Reproduce the listing word for word. Skip any image.

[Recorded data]
* * * * * * * * *

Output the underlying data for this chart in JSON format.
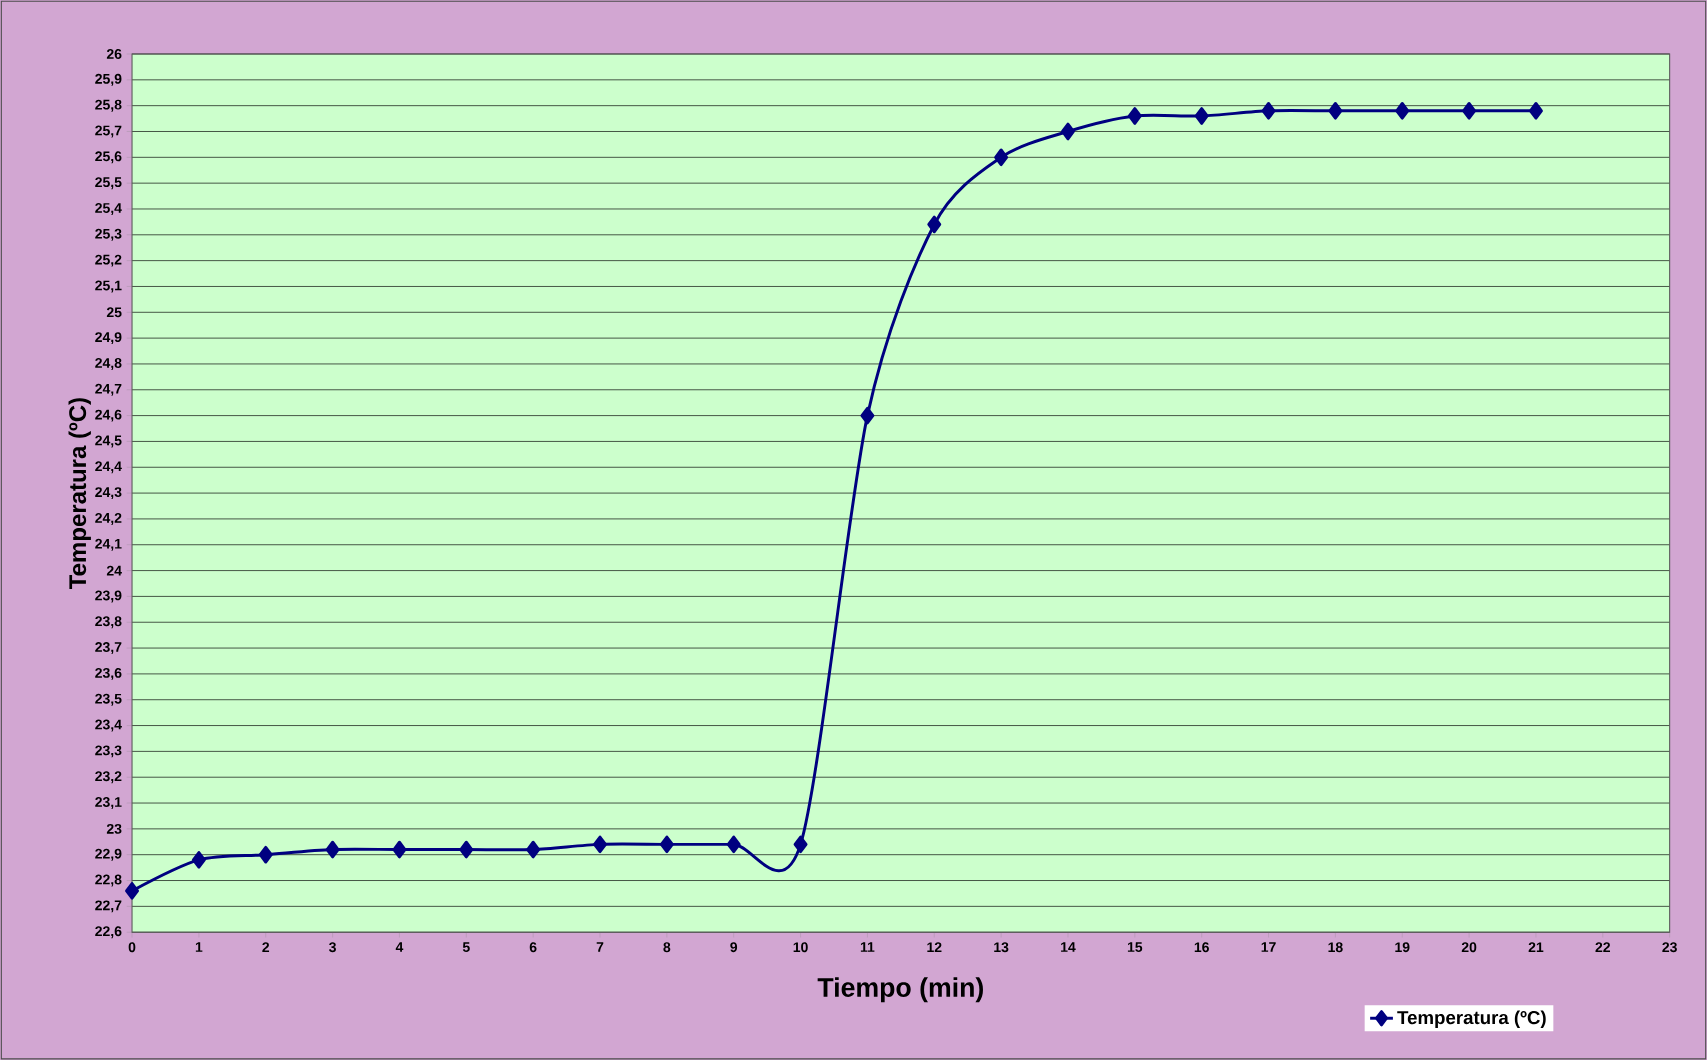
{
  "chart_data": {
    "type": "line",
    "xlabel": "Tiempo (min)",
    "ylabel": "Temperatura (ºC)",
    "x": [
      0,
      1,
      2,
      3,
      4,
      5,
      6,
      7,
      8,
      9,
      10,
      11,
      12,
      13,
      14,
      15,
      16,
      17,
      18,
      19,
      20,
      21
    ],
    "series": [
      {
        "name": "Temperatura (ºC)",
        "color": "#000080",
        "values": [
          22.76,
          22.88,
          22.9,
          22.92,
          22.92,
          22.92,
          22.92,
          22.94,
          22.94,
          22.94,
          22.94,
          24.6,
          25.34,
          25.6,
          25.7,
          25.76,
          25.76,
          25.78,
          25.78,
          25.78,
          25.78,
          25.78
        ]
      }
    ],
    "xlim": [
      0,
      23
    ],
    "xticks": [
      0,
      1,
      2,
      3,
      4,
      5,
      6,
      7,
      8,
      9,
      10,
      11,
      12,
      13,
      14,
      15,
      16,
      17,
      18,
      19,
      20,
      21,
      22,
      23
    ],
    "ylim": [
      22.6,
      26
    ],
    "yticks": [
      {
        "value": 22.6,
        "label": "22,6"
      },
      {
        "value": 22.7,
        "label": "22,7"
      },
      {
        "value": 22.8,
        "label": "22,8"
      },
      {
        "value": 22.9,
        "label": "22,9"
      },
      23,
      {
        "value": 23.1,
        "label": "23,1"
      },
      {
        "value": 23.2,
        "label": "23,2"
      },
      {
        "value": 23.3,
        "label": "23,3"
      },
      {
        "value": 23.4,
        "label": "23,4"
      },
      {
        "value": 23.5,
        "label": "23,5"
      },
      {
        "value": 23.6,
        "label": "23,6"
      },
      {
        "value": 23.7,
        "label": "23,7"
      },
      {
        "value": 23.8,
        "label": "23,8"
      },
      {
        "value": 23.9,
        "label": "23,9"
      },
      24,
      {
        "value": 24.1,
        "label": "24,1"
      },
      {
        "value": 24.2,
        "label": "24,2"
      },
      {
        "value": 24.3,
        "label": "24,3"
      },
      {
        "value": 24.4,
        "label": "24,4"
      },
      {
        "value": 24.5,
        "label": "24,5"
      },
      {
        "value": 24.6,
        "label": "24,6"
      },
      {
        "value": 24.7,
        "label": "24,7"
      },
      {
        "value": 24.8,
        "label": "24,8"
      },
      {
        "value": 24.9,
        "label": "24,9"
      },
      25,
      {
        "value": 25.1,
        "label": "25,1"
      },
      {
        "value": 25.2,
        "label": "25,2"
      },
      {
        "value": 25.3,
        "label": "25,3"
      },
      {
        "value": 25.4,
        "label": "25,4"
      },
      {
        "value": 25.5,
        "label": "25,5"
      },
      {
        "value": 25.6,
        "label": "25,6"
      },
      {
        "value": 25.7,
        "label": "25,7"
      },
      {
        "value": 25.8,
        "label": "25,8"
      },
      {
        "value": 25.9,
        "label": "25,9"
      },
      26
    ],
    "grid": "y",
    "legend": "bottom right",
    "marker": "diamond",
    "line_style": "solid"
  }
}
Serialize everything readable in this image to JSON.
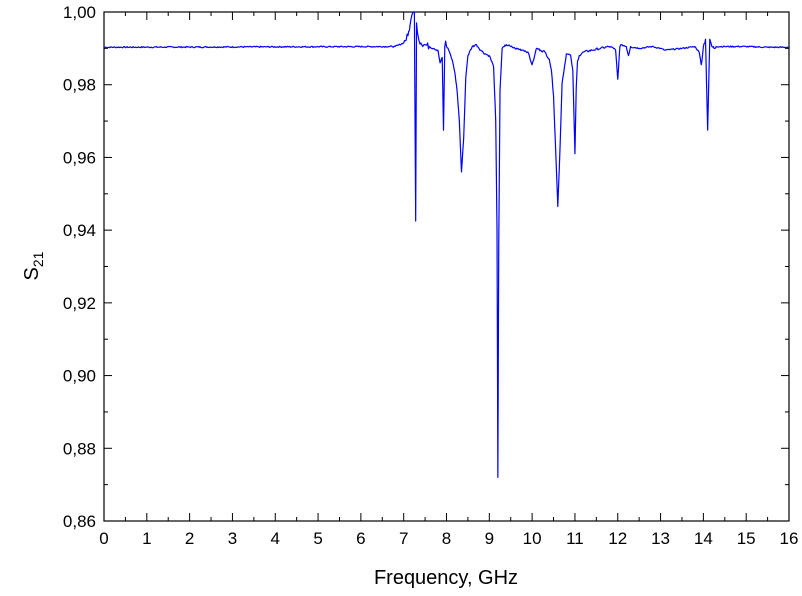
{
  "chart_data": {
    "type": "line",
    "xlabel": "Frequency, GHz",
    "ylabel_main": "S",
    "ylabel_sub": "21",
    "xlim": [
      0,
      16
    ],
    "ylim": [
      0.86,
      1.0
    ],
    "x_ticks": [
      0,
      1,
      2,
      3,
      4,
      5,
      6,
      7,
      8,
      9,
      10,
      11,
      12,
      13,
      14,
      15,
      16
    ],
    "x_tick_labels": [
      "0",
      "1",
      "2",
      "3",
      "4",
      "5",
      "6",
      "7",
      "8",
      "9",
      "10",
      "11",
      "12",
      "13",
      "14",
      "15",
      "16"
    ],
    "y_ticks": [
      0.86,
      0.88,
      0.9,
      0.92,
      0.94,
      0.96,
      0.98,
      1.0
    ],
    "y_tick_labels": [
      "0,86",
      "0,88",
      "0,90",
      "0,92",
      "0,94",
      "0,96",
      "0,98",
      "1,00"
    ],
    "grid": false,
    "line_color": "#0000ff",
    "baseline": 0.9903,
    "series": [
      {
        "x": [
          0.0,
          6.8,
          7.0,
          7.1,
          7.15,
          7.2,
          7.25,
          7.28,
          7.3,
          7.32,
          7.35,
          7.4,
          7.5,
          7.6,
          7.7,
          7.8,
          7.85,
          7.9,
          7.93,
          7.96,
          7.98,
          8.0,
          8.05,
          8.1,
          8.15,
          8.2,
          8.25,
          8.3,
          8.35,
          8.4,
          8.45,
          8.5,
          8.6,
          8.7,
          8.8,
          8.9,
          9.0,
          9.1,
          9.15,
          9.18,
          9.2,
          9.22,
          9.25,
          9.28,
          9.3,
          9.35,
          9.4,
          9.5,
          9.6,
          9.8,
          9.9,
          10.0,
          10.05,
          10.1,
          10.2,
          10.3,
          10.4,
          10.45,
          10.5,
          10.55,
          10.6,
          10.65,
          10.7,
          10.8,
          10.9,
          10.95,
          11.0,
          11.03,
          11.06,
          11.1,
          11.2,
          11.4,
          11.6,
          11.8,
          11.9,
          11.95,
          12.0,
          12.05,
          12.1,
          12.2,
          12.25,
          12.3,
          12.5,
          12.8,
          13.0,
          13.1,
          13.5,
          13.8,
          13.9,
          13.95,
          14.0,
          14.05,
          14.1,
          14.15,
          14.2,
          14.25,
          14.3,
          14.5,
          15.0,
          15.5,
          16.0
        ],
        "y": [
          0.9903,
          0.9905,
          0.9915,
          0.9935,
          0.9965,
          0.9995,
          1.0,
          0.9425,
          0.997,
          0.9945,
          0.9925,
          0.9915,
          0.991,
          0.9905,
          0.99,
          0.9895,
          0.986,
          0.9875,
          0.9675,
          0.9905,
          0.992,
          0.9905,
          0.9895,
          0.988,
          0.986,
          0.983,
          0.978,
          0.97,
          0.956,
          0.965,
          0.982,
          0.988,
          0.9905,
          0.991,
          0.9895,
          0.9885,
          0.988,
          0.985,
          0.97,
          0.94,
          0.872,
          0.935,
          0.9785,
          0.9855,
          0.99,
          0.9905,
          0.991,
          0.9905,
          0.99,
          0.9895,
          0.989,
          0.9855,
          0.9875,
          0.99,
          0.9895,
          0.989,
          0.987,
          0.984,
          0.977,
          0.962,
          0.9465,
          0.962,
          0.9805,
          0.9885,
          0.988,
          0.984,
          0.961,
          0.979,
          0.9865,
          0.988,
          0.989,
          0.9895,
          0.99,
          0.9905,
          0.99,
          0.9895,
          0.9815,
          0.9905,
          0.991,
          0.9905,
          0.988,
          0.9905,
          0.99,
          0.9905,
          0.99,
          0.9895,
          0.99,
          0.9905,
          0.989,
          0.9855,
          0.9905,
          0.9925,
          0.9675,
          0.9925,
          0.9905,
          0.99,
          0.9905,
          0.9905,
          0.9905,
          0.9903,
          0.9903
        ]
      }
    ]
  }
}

* * * * * * * * *

→ **Result of this task**
Output the underlying data for this chart in JSON format.
{
  "chart_data": {
    "type": "line",
    "xlabel": "Tiempo (min)",
    "ylabel": "Temperatura (ºC)",
    "x": [
      0,
      1,
      2,
      3,
      4,
      5,
      6,
      7,
      8,
      9,
      10,
      11,
      12,
      13,
      14,
      15,
      16,
      17,
      18,
      19,
      20,
      21
    ],
    "series": [
      {
        "name": "Temperatura (ºC)",
        "color": "#000080",
        "values": [
          22.76,
          22.88,
          22.9,
          22.92,
          22.92,
          22.92,
          22.92,
          22.94,
          22.94,
          22.94,
          22.94,
          24.6,
          25.34,
          25.6,
          25.7,
          25.76,
          25.76,
          25.78,
          25.78,
          25.78,
          25.78,
          25.78
        ]
      }
    ],
    "xlim": [
      0,
      23
    ],
    "xticks": [
      0,
      1,
      2,
      3,
      4,
      5,
      6,
      7,
      8,
      9,
      10,
      11,
      12,
      13,
      14,
      15,
      16,
      17,
      18,
      19,
      20,
      21,
      22,
      23
    ],
    "ylim": [
      22.6,
      26
    ],
    "yticks": [
      {
        "value": 22.6,
        "label": "22,6"
      },
      {
        "value": 22.7,
        "label": "22,7"
      },
      {
        "value": 22.8,
        "label": "22,8"
      },
      {
        "value": 22.9,
        "label": "22,9"
      },
      23,
      {
        "value": 23.1,
        "label": "23,1"
      },
      {
        "value": 23.2,
        "label": "23,2"
      },
      {
        "value": 23.3,
        "label": "23,3"
      },
      {
        "value": 23.4,
        "label": "23,4"
      },
      {
        "value": 23.5,
        "label": "23,5"
      },
      {
        "value": 23.6,
        "label": "23,6"
      },
      {
        "value": 23.7,
        "label": "23,7"
      },
      {
        "value": 23.8,
        "label": "23,8"
      },
      {
        "value": 23.9,
        "label": "23,9"
      },
      24,
      {
        "value": 24.1,
        "label": "24,1"
      },
      {
        "value": 24.2,
        "label": "24,2"
      },
      {
        "value": 24.3,
        "label": "24,3"
      },
      {
        "value": 24.4,
        "label": "24,4"
      },
      {
        "value": 24.5,
        "label": "24,5"
      },
      {
        "value": 24.6,
        "label": "24,6"
      },
      {
        "value": 24.7,
        "label": "24,7"
      },
      {
        "value": 24.8,
        "label": "24,8"
      },
      {
        "value": 24.9,
        "label": "24,9"
      },
      25,
      {
        "value": 25.1,
        "label": "25,1"
      },
      {
        "value": 25.2,
        "label": "25,2"
      },
      {
        "value": 25.3,
        "label": "25,3"
      },
      {
        "value": 25.4,
        "label": "25,4"
      },
      {
        "value": 25.5,
        "label": "25,5"
      },
      {
        "value": 25.6,
        "label": "25,6"
      },
      {
        "value": 25.7,
        "label": "25,7"
      },
      {
        "value": 25.8,
        "label": "25,8"
      },
      {
        "value": 25.9,
        "label": "25,9"
      },
      26
    ],
    "grid": "y",
    "legend": "bottom right",
    "marker": "diamond",
    "line_style": "solid"
  }
}
Serialize everything readable in this image to JSON.
{
  "chart_data": {
    "type": "line",
    "xlabel": "Frequency, GHz",
    "ylabel_main": "S",
    "ylabel_sub": "21",
    "xlim": [
      0,
      16
    ],
    "ylim": [
      0.86,
      1.0
    ],
    "x_ticks": [
      0,
      1,
      2,
      3,
      4,
      5,
      6,
      7,
      8,
      9,
      10,
      11,
      12,
      13,
      14,
      15,
      16
    ],
    "x_tick_labels": [
      "0",
      "1",
      "2",
      "3",
      "4",
      "5",
      "6",
      "7",
      "8",
      "9",
      "10",
      "11",
      "12",
      "13",
      "14",
      "15",
      "16"
    ],
    "y_ticks": [
      0.86,
      0.88,
      0.9,
      0.92,
      0.94,
      0.96,
      0.98,
      1.0
    ],
    "y_tick_labels": [
      "0,86",
      "0,88",
      "0,90",
      "0,92",
      "0,94",
      "0,96",
      "0,98",
      "1,00"
    ],
    "grid": false,
    "line_color": "#0000ff",
    "baseline": 0.9903,
    "series": [
      {
        "x": [
          0.0,
          6.8,
          7.0,
          7.1,
          7.15,
          7.2,
          7.25,
          7.28,
          7.3,
          7.32,
          7.35,
          7.4,
          7.5,
          7.6,
          7.7,
          7.8,
          7.85,
          7.9,
          7.93,
          7.96,
          7.98,
          8.0,
          8.05,
          8.1,
          8.15,
          8.2,
          8.25,
          8.3,
          8.35,
          8.4,
          8.45,
          8.5,
          8.6,
          8.7,
          8.8,
          8.9,
          9.0,
          9.1,
          9.15,
          9.18,
          9.2,
          9.22,
          9.25,
          9.28,
          9.3,
          9.35,
          9.4,
          9.5,
          9.6,
          9.8,
          9.9,
          10.0,
          10.05,
          10.1,
          10.2,
          10.3,
          10.4,
          10.45,
          10.5,
          10.55,
          10.6,
          10.65,
          10.7,
          10.8,
          10.9,
          10.95,
          11.0,
          11.03,
          11.06,
          11.1,
          11.2,
          11.4,
          11.6,
          11.8,
          11.9,
          11.95,
          12.0,
          12.05,
          12.1,
          12.2,
          12.25,
          12.3,
          12.5,
          12.8,
          13.0,
          13.1,
          13.5,
          13.8,
          13.9,
          13.95,
          14.0,
          14.05,
          14.1,
          14.15,
          14.2,
          14.25,
          14.3,
          14.5,
          15.0,
          15.5,
          16.0
        ],
        "y": [
          0.9903,
          0.9905,
          0.9915,
          0.9935,
          0.9965,
          0.9995,
          1.0,
          0.9425,
          0.997,
          0.9945,
          0.9925,
          0.9915,
          0.991,
          0.9905,
          0.99,
          0.9895,
          0.986,
          0.9875,
          0.9675,
          0.9905,
          0.992,
          0.9905,
          0.9895,
          0.988,
          0.986,
          0.983,
          0.978,
          0.97,
          0.956,
          0.965,
          0.982,
          0.988,
          0.9905,
          0.991,
          0.9895,
          0.9885,
          0.988,
          0.985,
          0.97,
          0.94,
          0.872,
          0.935,
          0.9785,
          0.9855,
          0.99,
          0.9905,
          0.991,
          0.9905,
          0.99,
          0.9895,
          0.989,
          0.9855,
          0.9875,
          0.99,
          0.9895,
          0.989,
          0.987,
          0.984,
          0.977,
          0.962,
          0.9465,
          0.962,
          0.9805,
          0.9885,
          0.988,
          0.984,
          0.961,
          0.979,
          0.9865,
          0.988,
          0.989,
          0.9895,
          0.99,
          0.9905,
          0.99,
          0.9895,
          0.9815,
          0.9905,
          0.991,
          0.9905,
          0.988,
          0.9905,
          0.99,
          0.9905,
          0.99,
          0.9895,
          0.99,
          0.9905,
          0.989,
          0.9855,
          0.9905,
          0.9925,
          0.9675,
          0.9925,
          0.9905,
          0.99,
          0.9905,
          0.9905,
          0.9905,
          0.9903,
          0.9903
        ]
      }
    ]
  }
}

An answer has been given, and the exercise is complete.